Data excerpts:
---------------

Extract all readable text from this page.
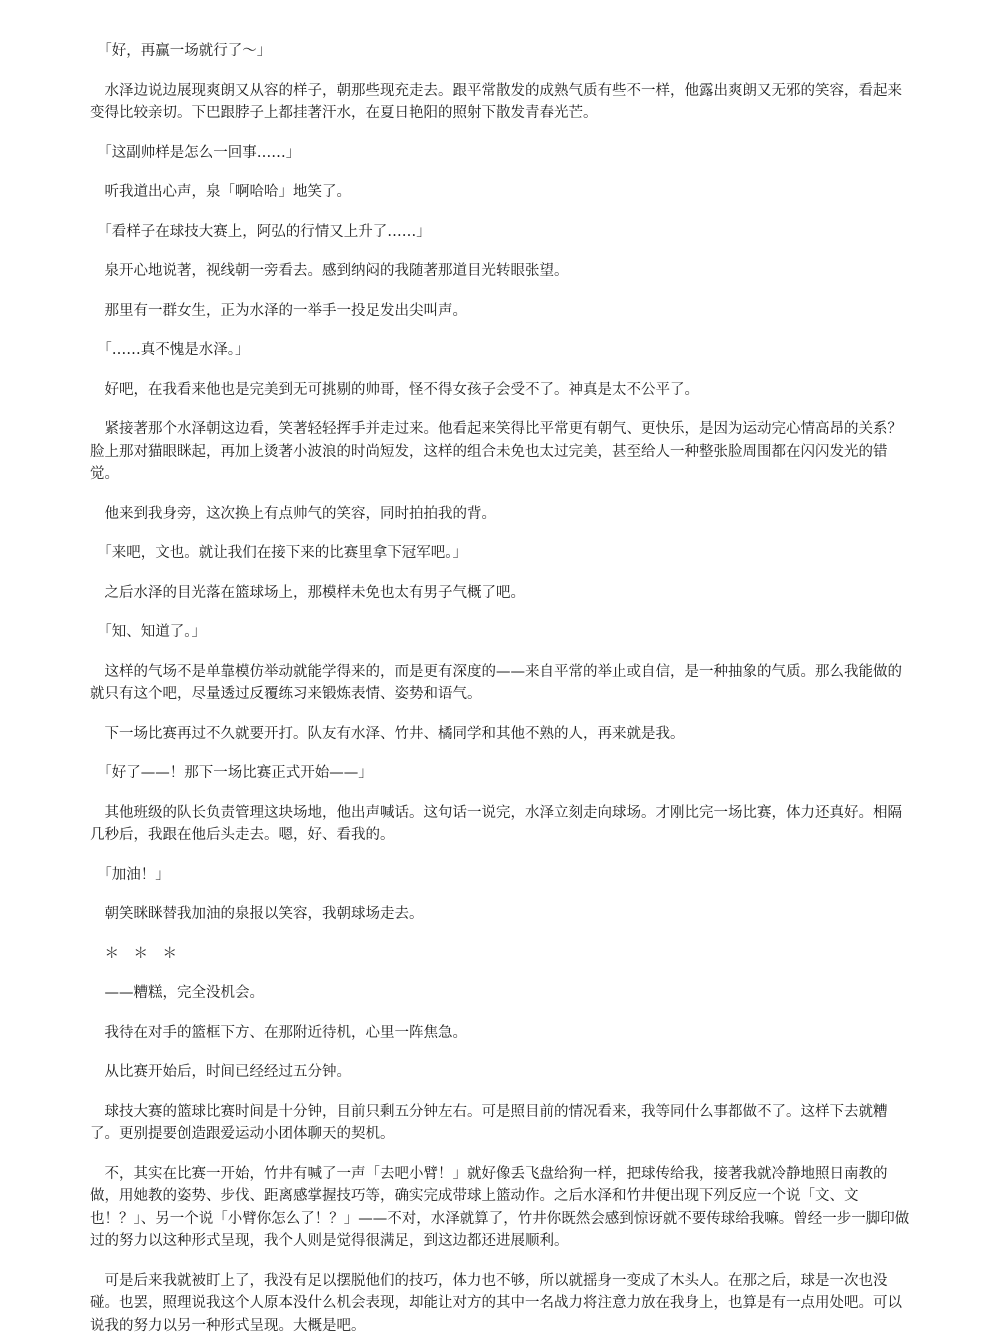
　「好，再赢一场就行了～」

　水泽边说边展现爽朗又从容的样子，朝那些现充走去。跟平常散发的成熟气质有些不一样，他露出爽朗又无邪的笑容，看起来变得比较亲切。下巴跟脖子上都挂著汗水，在夏日艳阳的照射下散发青春光芒。

　「这副帅样是怎么一回事……」

　听我道出心声，泉「啊哈哈」地笑了。

　「看样子在球技大赛上，阿弘的行情又上升了……」

　泉开心地说著，视线朝一旁看去。感到纳闷的我随著那道目光转眼张望。

　那里有一群女生，正为水泽的一举手一投足发出尖叫声。

　「……真不愧是水泽。」

　好吧，在我看来他也是完美到无可挑剔的帅哥，怪不得女孩子会受不了。神真是太不公平了。

　紧接著那个水泽朝这边看，笑著轻轻挥手并走过来。他看起来笑得比平常更有朝气、更快乐，是因为运动完心情高昂的关系？脸上那对猫眼眯起，再加上烫著小波浪的时尚短发，这样的组合未免也太过完美，甚至给人一种整张脸周围都在闪闪发光的错觉。

　他来到我身旁，这次换上有点帅气的笑容，同时拍拍我的背。

　「来吧，文也。就让我们在接下来的比赛里拿下冠军吧。」

　之后水泽的目光落在篮球场上，那模样未免也太有男子气概了吧。

　「知、知道了。」

　这样的气场不是单靠模仿举动就能学得来的，而是更有深度的——来自平常的举止或自信，是一种抽象的气质。那么我能做的就只有这个吧，尽量透过反覆练习来锻炼表情、姿势和语气。

　下一场比赛再过不久就要开打。队友有水泽、竹井、橘同学和其他不熟的人，再来就是我。

　「好了——！那下一场比赛正式开始——」

　其他班级的队长负责管理这块场地，他出声喊话。这句话一说完，水泽立刻走向球场。才刚比完一场比赛，体力还真好。相隔几秒后，我跟在他后头走去。嗯，好、看我的。

　「加油！」

　朝笑眯眯替我加油的泉报以笑容，我朝球场走去。

　＊　＊　＊

　——糟糕，完全没机会。

　我待在对手的篮框下方、在那附近待机，心里一阵焦急。

　从比赛开始后，时间已经经过五分钟。

　球技大赛的篮球比赛时间是十分钟，目前只剩五分钟左右。可是照目前的情况看来，我等同什么事都做不了。这样下去就糟了。更别提要创造跟爱运动小团体聊天的契机。

　不，其实在比赛一开始，竹井有喊了一声「去吧小臂！」就好像丢飞盘给狗一样，把球传给我，接著我就冷静地照日南教的做，用她教的姿势、步伐、距离感掌握技巧等，确实完成带球上篮动作。之后水泽和竹井便出现下列反应一个说「文、文也！？」、另一个说「小臂你怎么了！？」——不对，水泽就算了，竹井你既然会感到惊讶就不要传球给我嘛。曾经一步一脚印做过的努力以这种形式呈现，我个人则是觉得很满足，到这边都还进展顺利。

　可是后来我就被盯上了，我没有足以摆脱他们的技巧，体力也不够，所以就摇身一变成了木头人。在那之后，球是一次也没碰。也罢，照理说我这个人原本没什么机会表现，却能让对方的其中一名战力将注意力放在我身上，也算是有一点用处吧。可以说我的努力以另一种形式呈现。大概是吧。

---------------

## WHAT IS REQUIRED
Skipping the pictures, transcribe each line above exactly as it appears.

## SOLUTION BELOW
Extract all readable text from this page.
　「好，再赢一场就行了～」

　水泽边说边展现爽朗又从容的样子，朝那些现充走去。跟平常散发的成熟气质有些不一样，他露出爽朗又无邪的笑容，看起来变得比较亲切。下巴跟脖子上都挂著汗水，在夏日艳阳的照射下散发青春光芒。

　「这副帅样是怎么一回事……」

　听我道出心声，泉「啊哈哈」地笑了。

　「看样子在球技大赛上，阿弘的行情又上升了……」

　泉开心地说著，视线朝一旁看去。感到纳闷的我随著那道目光转眼张望。

　那里有一群女生，正为水泽的一举手一投足发出尖叫声。

　「……真不愧是水泽。」

　好吧，在我看来他也是完美到无可挑剔的帅哥，怪不得女孩子会受不了。神真是太不公平了。

　紧接著那个水泽朝这边看，笑著轻轻挥手并走过来。他看起来笑得比平常更有朝气、更快乐，是因为运动完心情高昂的关系？脸上那对猫眼眯起，再加上烫著小波浪的时尚短发，这样的组合未免也太过完美，甚至给人一种整张脸周围都在闪闪发光的错觉。

　他来到我身旁，这次换上有点帅气的笑容，同时拍拍我的背。

　「来吧，文也。就让我们在接下来的比赛里拿下冠军吧。」

　之后水泽的目光落在篮球场上，那模样未免也太有男子气概了吧。

　「知、知道了。」

　这样的气场不是单靠模仿举动就能学得来的，而是更有深度的——来自平常的举止或自信，是一种抽象的气质。那么我能做的就只有这个吧，尽量透过反覆练习来锻炼表情、姿势和语气。

　下一场比赛再过不久就要开打。队友有水泽、竹井、橘同学和其他不熟的人，再来就是我。

　「好了——！那下一场比赛正式开始——」

　其他班级的队长负责管理这块场地，他出声喊话。这句话一说完，水泽立刻走向球场。才刚比完一场比赛，体力还真好。相隔几秒后，我跟在他后头走去。嗯，好、看我的。

　「加油！」

　朝笑眯眯替我加油的泉报以笑容，我朝球场走去。

　＊　＊　＊

　——糟糕，完全没机会。

　我待在对手的篮框下方、在那附近待机，心里一阵焦急。

　从比赛开始后，时间已经经过五分钟。

　球技大赛的篮球比赛时间是十分钟，目前只剩五分钟左右。可是照目前的情况看来，我等同什么事都做不了。这样下去就糟了。更别提要创造跟爱运动小团体聊天的契机。

　不，其实在比赛一开始，竹井有喊了一声「去吧小臂！」就好像丢飞盘给狗一样，把球传给我，接著我就冷静地照日南教的做，用她教的姿势、步伐、距离感掌握技巧等，确实完成带球上篮动作。之后水泽和竹井便出现下列反应一个说「文、文也！？」、另一个说「小臂你怎么了！？」——不对，水泽就算了，竹井你既然会感到惊讶就不要传球给我嘛。曾经一步一脚印做过的努力以这种形式呈现，我个人则是觉得很满足，到这边都还进展顺利。

　可是后来我就被盯上了，我没有足以摆脱他们的技巧，体力也不够，所以就摇身一变成了木头人。在那之后，球是一次也没碰。也罢，照理说我这个人原本没什么机会表现，却能让对方的其中一名战力将注意力放在我身上，也算是有一点用处吧。可以说我的努力以另一种形式呈现。大概是吧。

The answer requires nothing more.